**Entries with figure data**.
- - -

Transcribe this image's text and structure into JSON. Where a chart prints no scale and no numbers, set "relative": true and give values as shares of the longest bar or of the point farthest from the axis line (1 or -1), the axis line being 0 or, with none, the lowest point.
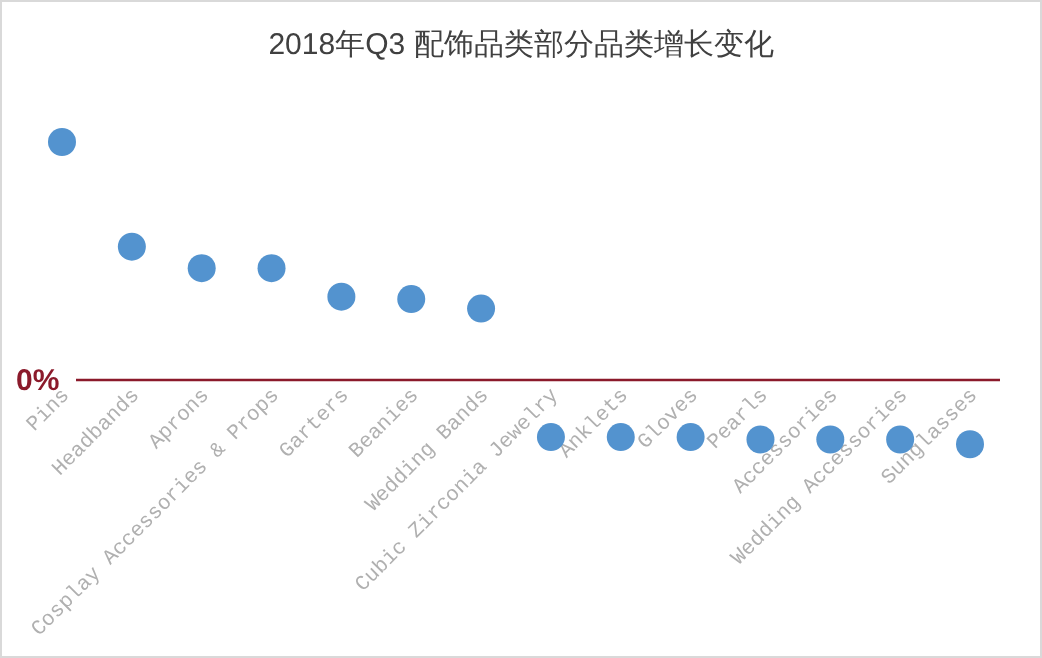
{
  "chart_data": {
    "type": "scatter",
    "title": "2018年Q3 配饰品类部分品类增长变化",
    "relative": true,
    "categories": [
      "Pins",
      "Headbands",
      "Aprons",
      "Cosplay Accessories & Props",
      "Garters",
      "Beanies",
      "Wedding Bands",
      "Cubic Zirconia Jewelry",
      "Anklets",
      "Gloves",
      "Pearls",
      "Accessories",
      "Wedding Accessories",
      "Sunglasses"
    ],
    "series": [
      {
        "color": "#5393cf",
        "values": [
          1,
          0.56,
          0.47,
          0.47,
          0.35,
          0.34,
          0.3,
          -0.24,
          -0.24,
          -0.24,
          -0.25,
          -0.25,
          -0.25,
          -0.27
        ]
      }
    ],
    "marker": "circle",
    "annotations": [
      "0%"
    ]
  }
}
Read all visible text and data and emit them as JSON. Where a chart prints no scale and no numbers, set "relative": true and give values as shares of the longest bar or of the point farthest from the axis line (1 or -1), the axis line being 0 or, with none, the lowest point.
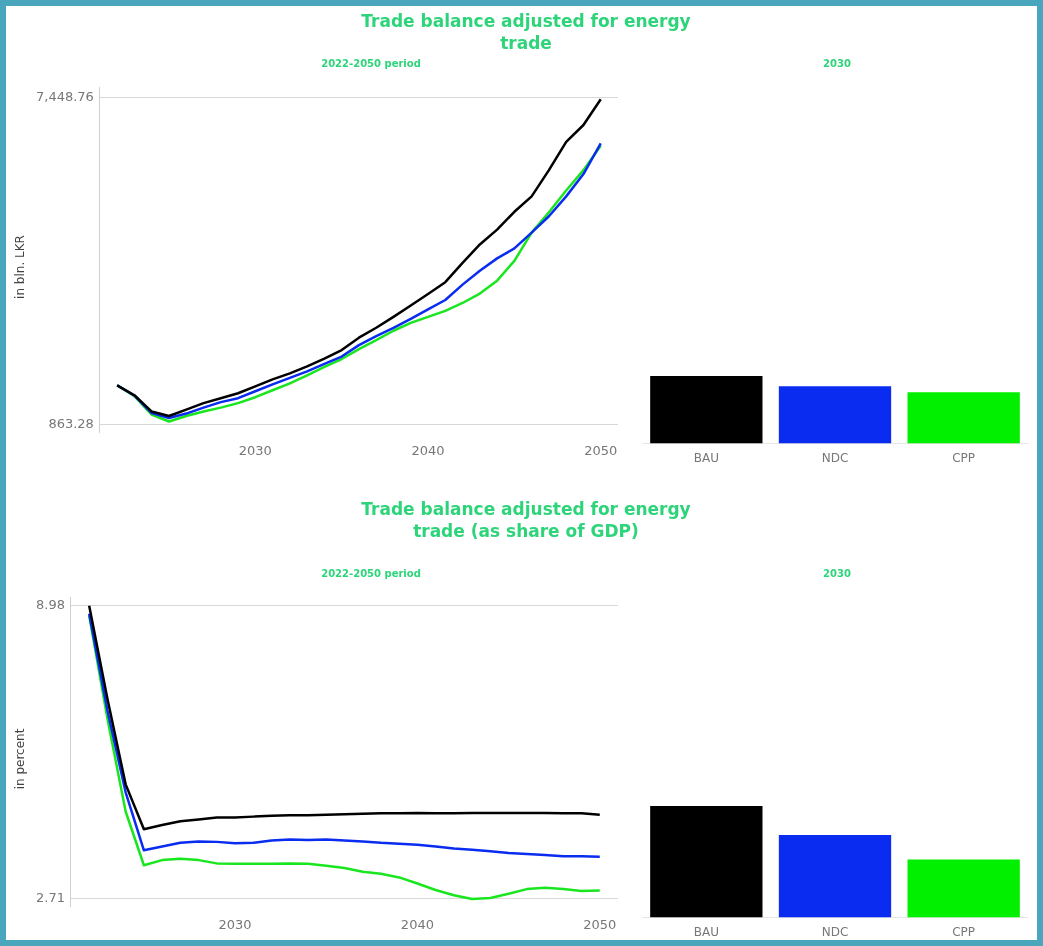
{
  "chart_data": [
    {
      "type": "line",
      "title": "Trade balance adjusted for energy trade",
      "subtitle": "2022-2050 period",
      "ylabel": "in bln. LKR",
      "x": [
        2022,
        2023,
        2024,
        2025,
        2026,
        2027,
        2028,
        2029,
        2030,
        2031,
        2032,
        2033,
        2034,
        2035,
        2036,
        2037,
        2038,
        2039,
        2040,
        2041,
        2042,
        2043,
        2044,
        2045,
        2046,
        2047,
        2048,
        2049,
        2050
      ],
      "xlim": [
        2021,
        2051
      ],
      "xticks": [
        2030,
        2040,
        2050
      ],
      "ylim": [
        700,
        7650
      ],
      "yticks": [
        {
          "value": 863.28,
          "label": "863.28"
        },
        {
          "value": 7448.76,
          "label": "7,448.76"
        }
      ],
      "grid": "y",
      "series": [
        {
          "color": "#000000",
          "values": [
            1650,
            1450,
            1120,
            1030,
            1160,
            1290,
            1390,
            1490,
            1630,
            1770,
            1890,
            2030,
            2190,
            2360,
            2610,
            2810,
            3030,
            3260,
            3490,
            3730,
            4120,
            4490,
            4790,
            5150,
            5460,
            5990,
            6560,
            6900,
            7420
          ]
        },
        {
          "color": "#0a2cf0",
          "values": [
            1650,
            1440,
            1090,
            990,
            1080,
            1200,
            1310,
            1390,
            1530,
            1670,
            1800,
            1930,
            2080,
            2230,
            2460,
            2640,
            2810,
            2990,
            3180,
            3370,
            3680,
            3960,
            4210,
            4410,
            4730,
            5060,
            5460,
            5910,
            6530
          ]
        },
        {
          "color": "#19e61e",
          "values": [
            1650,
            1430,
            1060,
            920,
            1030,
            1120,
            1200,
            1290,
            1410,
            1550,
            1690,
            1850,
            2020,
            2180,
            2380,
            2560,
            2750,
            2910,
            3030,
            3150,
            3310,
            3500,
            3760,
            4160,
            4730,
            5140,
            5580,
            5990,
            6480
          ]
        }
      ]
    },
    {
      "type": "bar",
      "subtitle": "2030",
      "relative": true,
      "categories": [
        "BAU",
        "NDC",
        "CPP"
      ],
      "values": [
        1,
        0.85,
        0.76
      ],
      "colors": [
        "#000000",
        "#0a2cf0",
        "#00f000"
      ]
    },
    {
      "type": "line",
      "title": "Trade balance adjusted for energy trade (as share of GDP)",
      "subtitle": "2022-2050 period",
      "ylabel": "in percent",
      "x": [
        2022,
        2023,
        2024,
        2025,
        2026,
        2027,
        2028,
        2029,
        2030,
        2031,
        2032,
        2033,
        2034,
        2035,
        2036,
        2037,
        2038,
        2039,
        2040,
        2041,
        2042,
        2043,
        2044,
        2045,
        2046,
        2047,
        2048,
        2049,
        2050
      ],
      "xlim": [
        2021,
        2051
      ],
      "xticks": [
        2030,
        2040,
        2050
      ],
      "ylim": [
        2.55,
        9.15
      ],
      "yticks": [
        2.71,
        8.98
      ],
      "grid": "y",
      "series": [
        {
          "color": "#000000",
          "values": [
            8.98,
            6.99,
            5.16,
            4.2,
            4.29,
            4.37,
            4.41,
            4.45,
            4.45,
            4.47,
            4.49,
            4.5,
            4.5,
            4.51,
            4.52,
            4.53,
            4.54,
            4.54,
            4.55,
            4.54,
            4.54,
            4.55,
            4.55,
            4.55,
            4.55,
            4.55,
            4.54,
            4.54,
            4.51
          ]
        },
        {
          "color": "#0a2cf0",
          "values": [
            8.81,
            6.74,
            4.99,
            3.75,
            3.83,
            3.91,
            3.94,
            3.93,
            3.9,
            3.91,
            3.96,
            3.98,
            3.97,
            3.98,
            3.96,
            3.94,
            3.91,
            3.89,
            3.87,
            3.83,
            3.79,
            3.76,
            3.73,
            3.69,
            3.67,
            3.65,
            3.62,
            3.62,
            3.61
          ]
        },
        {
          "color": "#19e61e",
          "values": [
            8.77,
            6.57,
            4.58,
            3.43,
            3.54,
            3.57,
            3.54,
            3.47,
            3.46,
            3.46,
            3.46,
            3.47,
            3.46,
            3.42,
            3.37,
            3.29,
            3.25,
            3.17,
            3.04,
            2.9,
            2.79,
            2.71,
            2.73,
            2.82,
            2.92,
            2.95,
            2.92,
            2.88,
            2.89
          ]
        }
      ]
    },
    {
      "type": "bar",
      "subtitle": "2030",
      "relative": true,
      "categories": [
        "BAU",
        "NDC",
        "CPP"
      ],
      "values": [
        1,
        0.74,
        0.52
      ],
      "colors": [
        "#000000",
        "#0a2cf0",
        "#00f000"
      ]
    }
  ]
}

- - -

**Instruction**. Set down all the entries exactly as they appear, but skip any pictures.

**Solved problem**.
Transcribe this image's text and structure into JSON. Where a chart prints no scale and no numbers, set "relative": true and give values as shares of the longest bar or of the point farthest from the axis line (1 or -1), the axis line being 0 or, with none, the lowest point.
{
  "chart_data": {
    "type": "scatter",
    "title": "2018年Q3 配饰品类部分品类增长变化",
    "relative": true,
    "categories": [
      "Pins",
      "Headbands",
      "Aprons",
      "Cosplay Accessories & Props",
      "Garters",
      "Beanies",
      "Wedding Bands",
      "Cubic Zirconia Jewelry",
      "Anklets",
      "Gloves",
      "Pearls",
      "Accessories",
      "Wedding Accessories",
      "Sunglasses"
    ],
    "series": [
      {
        "color": "#5393cf",
        "values": [
          1,
          0.56,
          0.47,
          0.47,
          0.35,
          0.34,
          0.3,
          -0.24,
          -0.24,
          -0.24,
          -0.25,
          -0.25,
          -0.25,
          -0.27
        ]
      }
    ],
    "marker": "circle",
    "annotations": [
      "0%"
    ]
  }
}
Read all visible text and data and emit them as JSON. Where a chart prints no scale and no numbers, set "relative": true and give values as shares of the longest bar or of the point farthest from the axis line (1 or -1), the axis line being 0 or, with none, the lowest point.
{
  "chart_data": [
    {
      "type": "line",
      "title": "Trade balance adjusted for energy trade",
      "subtitle": "2022-2050 period",
      "ylabel": "in bln. LKR",
      "x": [
        2022,
        2023,
        2024,
        2025,
        2026,
        2027,
        2028,
        2029,
        2030,
        2031,
        2032,
        2033,
        2034,
        2035,
        2036,
        2037,
        2038,
        2039,
        2040,
        2041,
        2042,
        2043,
        2044,
        2045,
        2046,
        2047,
        2048,
        2049,
        2050
      ],
      "xlim": [
        2021,
        2051
      ],
      "xticks": [
        2030,
        2040,
        2050
      ],
      "ylim": [
        700,
        7650
      ],
      "yticks": [
        {
          "value": 863.28,
          "label": "863.28"
        },
        {
          "value": 7448.76,
          "label": "7,448.76"
        }
      ],
      "grid": "y",
      "series": [
        {
          "color": "#000000",
          "values": [
            1650,
            1450,
            1120,
            1030,
            1160,
            1290,
            1390,
            1490,
            1630,
            1770,
            1890,
            2030,
            2190,
            2360,
            2610,
            2810,
            3030,
            3260,
            3490,
            3730,
            4120,
            4490,
            4790,
            5150,
            5460,
            5990,
            6560,
            6900,
            7420
          ]
        },
        {
          "color": "#0a2cf0",
          "values": [
            1650,
            1440,
            1090,
            990,
            1080,
            1200,
            1310,
            1390,
            1530,
            1670,
            1800,
            1930,
            2080,
            2230,
            2460,
            2640,
            2810,
            2990,
            3180,
            3370,
            3680,
            3960,
            4210,
            4410,
            4730,
            5060,
            5460,
            5910,
            6530
          ]
        },
        {
          "color": "#19e61e",
          "values": [
            1650,
            1430,
            1060,
            920,
            1030,
            1120,
            1200,
            1290,
            1410,
            1550,
            1690,
            1850,
            2020,
            2180,
            2380,
            2560,
            2750,
            2910,
            3030,
            3150,
            3310,
            3500,
            3760,
            4160,
            4730,
            5140,
            5580,
            5990,
            6480
          ]
        }
      ]
    },
    {
      "type": "bar",
      "subtitle": "2030",
      "relative": true,
      "categories": [
        "BAU",
        "NDC",
        "CPP"
      ],
      "values": [
        1,
        0.85,
        0.76
      ],
      "colors": [
        "#000000",
        "#0a2cf0",
        "#00f000"
      ]
    },
    {
      "type": "line",
      "title": "Trade balance adjusted for energy trade (as share of GDP)",
      "subtitle": "2022-2050 period",
      "ylabel": "in percent",
      "x": [
        2022,
        2023,
        2024,
        2025,
        2026,
        2027,
        2028,
        2029,
        2030,
        2031,
        2032,
        2033,
        2034,
        2035,
        2036,
        2037,
        2038,
        2039,
        2040,
        2041,
        2042,
        2043,
        2044,
        2045,
        2046,
        2047,
        2048,
        2049,
        2050
      ],
      "xlim": [
        2021,
        2051
      ],
      "xticks": [
        2030,
        2040,
        2050
      ],
      "ylim": [
        2.55,
        9.15
      ],
      "yticks": [
        2.71,
        8.98
      ],
      "grid": "y",
      "series": [
        {
          "color": "#000000",
          "values": [
            8.98,
            6.99,
            5.16,
            4.2,
            4.29,
            4.37,
            4.41,
            4.45,
            4.45,
            4.47,
            4.49,
            4.5,
            4.5,
            4.51,
            4.52,
            4.53,
            4.54,
            4.54,
            4.55,
            4.54,
            4.54,
            4.55,
            4.55,
            4.55,
            4.55,
            4.55,
            4.54,
            4.54,
            4.51
          ]
        },
        {
          "color": "#0a2cf0",
          "values": [
            8.81,
            6.74,
            4.99,
            3.75,
            3.83,
            3.91,
            3.94,
            3.93,
            3.9,
            3.91,
            3.96,
            3.98,
            3.97,
            3.98,
            3.96,
            3.94,
            3.91,
            3.89,
            3.87,
            3.83,
            3.79,
            3.76,
            3.73,
            3.69,
            3.67,
            3.65,
            3.62,
            3.62,
            3.61
          ]
        },
        {
          "color": "#19e61e",
          "values": [
            8.77,
            6.57,
            4.58,
            3.43,
            3.54,
            3.57,
            3.54,
            3.47,
            3.46,
            3.46,
            3.46,
            3.47,
            3.46,
            3.42,
            3.37,
            3.29,
            3.25,
            3.17,
            3.04,
            2.9,
            2.79,
            2.71,
            2.73,
            2.82,
            2.92,
            2.95,
            2.92,
            2.88,
            2.89
          ]
        }
      ]
    },
    {
      "type": "bar",
      "subtitle": "2030",
      "relative": true,
      "categories": [
        "BAU",
        "NDC",
        "CPP"
      ],
      "values": [
        1,
        0.74,
        0.52
      ],
      "colors": [
        "#000000",
        "#0a2cf0",
        "#00f000"
      ]
    }
  ]
}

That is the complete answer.